Copy the data as given. No line may be skipped.
══════════════════════════════
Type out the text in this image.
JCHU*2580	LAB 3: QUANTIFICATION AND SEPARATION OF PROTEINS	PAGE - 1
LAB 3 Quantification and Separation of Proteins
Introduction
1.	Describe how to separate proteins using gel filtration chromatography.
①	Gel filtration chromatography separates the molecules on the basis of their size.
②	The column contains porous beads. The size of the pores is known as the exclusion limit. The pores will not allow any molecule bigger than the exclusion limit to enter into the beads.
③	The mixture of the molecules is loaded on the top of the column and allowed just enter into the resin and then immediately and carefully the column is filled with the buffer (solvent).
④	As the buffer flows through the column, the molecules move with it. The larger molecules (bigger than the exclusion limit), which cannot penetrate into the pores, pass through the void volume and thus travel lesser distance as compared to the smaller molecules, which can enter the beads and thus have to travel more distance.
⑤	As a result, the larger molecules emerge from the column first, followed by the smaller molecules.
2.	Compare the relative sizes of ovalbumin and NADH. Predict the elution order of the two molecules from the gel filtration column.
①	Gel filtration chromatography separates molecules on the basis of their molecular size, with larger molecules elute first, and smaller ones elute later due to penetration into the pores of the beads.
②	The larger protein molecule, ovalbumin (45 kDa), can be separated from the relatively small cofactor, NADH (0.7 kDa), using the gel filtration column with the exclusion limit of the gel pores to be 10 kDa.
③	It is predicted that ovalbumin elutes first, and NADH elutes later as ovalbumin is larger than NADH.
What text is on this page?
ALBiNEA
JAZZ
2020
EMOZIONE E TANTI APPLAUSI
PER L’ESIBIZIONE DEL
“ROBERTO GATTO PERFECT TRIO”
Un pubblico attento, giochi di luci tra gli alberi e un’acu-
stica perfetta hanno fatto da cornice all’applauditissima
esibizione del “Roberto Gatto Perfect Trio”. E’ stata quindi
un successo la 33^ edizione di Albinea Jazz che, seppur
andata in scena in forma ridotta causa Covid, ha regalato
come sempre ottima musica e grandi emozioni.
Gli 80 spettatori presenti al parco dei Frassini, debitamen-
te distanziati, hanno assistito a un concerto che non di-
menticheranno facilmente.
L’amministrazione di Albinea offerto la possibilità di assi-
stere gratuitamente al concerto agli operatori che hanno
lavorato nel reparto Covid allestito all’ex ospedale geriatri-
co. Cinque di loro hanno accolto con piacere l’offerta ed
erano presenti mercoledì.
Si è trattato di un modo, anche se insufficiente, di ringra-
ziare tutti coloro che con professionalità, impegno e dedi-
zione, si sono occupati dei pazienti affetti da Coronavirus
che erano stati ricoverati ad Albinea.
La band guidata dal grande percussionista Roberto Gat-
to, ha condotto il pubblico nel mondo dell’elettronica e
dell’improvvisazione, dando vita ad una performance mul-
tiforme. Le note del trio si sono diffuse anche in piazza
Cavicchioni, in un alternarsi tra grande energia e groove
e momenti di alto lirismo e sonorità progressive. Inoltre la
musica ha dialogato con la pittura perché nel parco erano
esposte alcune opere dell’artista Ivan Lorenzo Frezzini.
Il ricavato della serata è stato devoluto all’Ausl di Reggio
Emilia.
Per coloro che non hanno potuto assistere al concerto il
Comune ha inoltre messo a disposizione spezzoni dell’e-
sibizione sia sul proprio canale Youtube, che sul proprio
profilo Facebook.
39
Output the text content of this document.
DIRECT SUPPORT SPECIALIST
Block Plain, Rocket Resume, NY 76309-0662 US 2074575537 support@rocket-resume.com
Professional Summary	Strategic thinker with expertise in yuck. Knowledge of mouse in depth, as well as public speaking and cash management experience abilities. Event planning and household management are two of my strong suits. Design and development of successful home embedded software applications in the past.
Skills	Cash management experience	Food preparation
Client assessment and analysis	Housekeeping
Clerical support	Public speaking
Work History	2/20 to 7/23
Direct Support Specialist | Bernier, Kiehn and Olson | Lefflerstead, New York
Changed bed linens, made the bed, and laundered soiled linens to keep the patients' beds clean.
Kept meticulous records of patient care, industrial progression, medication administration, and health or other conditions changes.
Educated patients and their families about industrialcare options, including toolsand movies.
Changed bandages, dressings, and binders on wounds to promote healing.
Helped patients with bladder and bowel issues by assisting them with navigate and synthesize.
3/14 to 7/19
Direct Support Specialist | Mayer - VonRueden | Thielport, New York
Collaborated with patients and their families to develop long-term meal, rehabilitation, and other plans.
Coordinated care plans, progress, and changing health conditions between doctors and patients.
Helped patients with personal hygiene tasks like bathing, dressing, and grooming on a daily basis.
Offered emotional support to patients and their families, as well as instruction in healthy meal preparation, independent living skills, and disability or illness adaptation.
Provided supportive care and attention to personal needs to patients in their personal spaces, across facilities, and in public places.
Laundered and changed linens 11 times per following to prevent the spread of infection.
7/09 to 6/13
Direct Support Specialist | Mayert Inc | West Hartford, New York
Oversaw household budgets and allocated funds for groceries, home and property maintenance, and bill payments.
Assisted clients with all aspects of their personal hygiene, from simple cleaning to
══════════════════════════════
- _REPLY TO THE TASK_
Type out the text in this image.
JCHU*2580	LAB 3: QUANTIFICATION AND SEPARATION OF PROTEINS	PAGE - 1
LAB 3 Quantification and Separation of Proteins
Introduction
1.	Describe how to separate proteins using gel filtration chromatography.
①	Gel filtration chromatography separates the molecules on the basis of their size.
②	The column contains porous beads. The size of the pores is known as the exclusion limit. The pores will not allow any molecule bigger than the exclusion limit to enter into the beads.
③	The mixture of the molecules is loaded on the top of the column and allowed just enter into the resin and then immediately and carefully the column is filled with the buffer (solvent).
④	As the buffer flows through the column, the molecules move with it. The larger molecules (bigger than the exclusion limit), which cannot penetrate into the pores, pass through the void volume and thus travel lesser distance as compared to the smaller molecules, which can enter the beads and thus have to travel more distance.
⑤	As a result, the larger molecules emerge from the column first, followed by the smaller molecules.
2.	Compare the relative sizes of ovalbumin and NADH. Predict the elution order of the two molecules from the gel filtration column.
①	Gel filtration chromatography separates molecules on the basis of their molecular size, with larger molecules elute first, and smaller ones elute later due to penetration into the pores of the beads.
②	The larger protein molecule, ovalbumin (45 kDa), can be separated from the relatively small cofactor, NADH (0.7 kDa), using the gel filtration column with the exclusion limit of the gel pores to be 10 kDa.
③	It is predicted that ovalbumin elutes first, and NADH elutes later as ovalbumin is larger than NADH.
What text is on this page?
ALBiNEA
JAZZ
2020
EMOZIONE E TANTI APPLAUSI
PER L’ESIBIZIONE DEL
“ROBERTO GATTO PERFECT TRIO”
Un pubblico attento, giochi di luci tra gli alberi e un’acu-
stica perfetta hanno fatto da cornice all’applauditissima
esibizione del “Roberto Gatto Perfect Trio”. E’ stata quindi
un successo la 33^ edizione di Albinea Jazz che, seppur
andata in scena in forma ridotta causa Covid, ha regalato
come sempre ottima musica e grandi emozioni.
Gli 80 spettatori presenti al parco dei Frassini, debitamen-
te distanziati, hanno assistito a un concerto che non di-
menticheranno facilmente.
L’amministrazione di Albinea offerto la possibilità di assi-
stere gratuitamente al concerto agli operatori che hanno
lavorato nel reparto Covid allestito all’ex ospedale geriatri-
co. Cinque di loro hanno accolto con piacere l’offerta ed
erano presenti mercoledì.
Si è trattato di un modo, anche se insufficiente, di ringra-
ziare tutti coloro che con professionalità, impegno e dedi-
zione, si sono occupati dei pazienti affetti da Coronavirus
che erano stati ricoverati ad Albinea.
La band guidata dal grande percussionista Roberto Gat-
to, ha condotto il pubblico nel mondo dell’elettronica e
dell’improvvisazione, dando vita ad una performance mul-
tiforme. Le note del trio si sono diffuse anche in piazza
Cavicchioni, in un alternarsi tra grande energia e groove
e momenti di alto lirismo e sonorità progressive. Inoltre la
musica ha dialogato con la pittura perché nel parco erano
esposte alcune opere dell’artista Ivan Lorenzo Frezzini.
Il ricavato della serata è stato devoluto all’Ausl di Reggio
Emilia.
Per coloro che non hanno potuto assistere al concerto il
Comune ha inoltre messo a disposizione spezzoni dell’e-
sibizione sia sul proprio canale Youtube, che sul proprio
profilo Facebook.
39
Output the text content of this document.
DIRECT SUPPORT SPECIALIST
Block Plain, Rocket Resume, NY 76309-0662 US 2074575537 support@rocket-resume.com
Professional Summary	Strategic thinker with expertise in yuck. Knowledge of mouse in depth, as well as public speaking and cash management experience abilities. Event planning and household management are two of my strong suits. Design and development of successful home embedded software applications in the past.
Skills	Cash management experience	Food preparation
Client assessment and analysis	Housekeeping
Clerical support	Public speaking
Work History	2/20 to 7/23
Direct Support Specialist | Bernier, Kiehn and Olson | Lefflerstead, New York
Changed bed linens, made the bed, and laundered soiled linens to keep the patients' beds clean.
Kept meticulous records of patient care, industrial progression, medication administration, and health or other conditions changes.
Educated patients and their families about industrialcare options, including toolsand movies.
Changed bandages, dressings, and binders on wounds to promote healing.
Helped patients with bladder and bowel issues by assisting them with navigate and synthesize.
3/14 to 7/19
Direct Support Specialist | Mayer - VonRueden | Thielport, New York
Collaborated with patients and their families to develop long-term meal, rehabilitation, and other plans.
Coordinated care plans, progress, and changing health conditions between doctors and patients.
Helped patients with personal hygiene tasks like bathing, dressing, and grooming on a daily basis.
Offered emotional support to patients and their families, as well as instruction in healthy meal preparation, independent living skills, and disability or illness adaptation.
Provided supportive care and attention to personal needs to patients in their personal spaces, across facilities, and in public places.
Laundered and changed linens 11 times per following to prevent the spread of infection.
7/09 to 6/13
Direct Support Specialist | Mayert Inc | West Hartford, New York
Oversaw household budgets and allocated funds for groceries, home and property maintenance, and bill payments.
Assisted clients with all aspects of their personal hygiene, from simple cleaning to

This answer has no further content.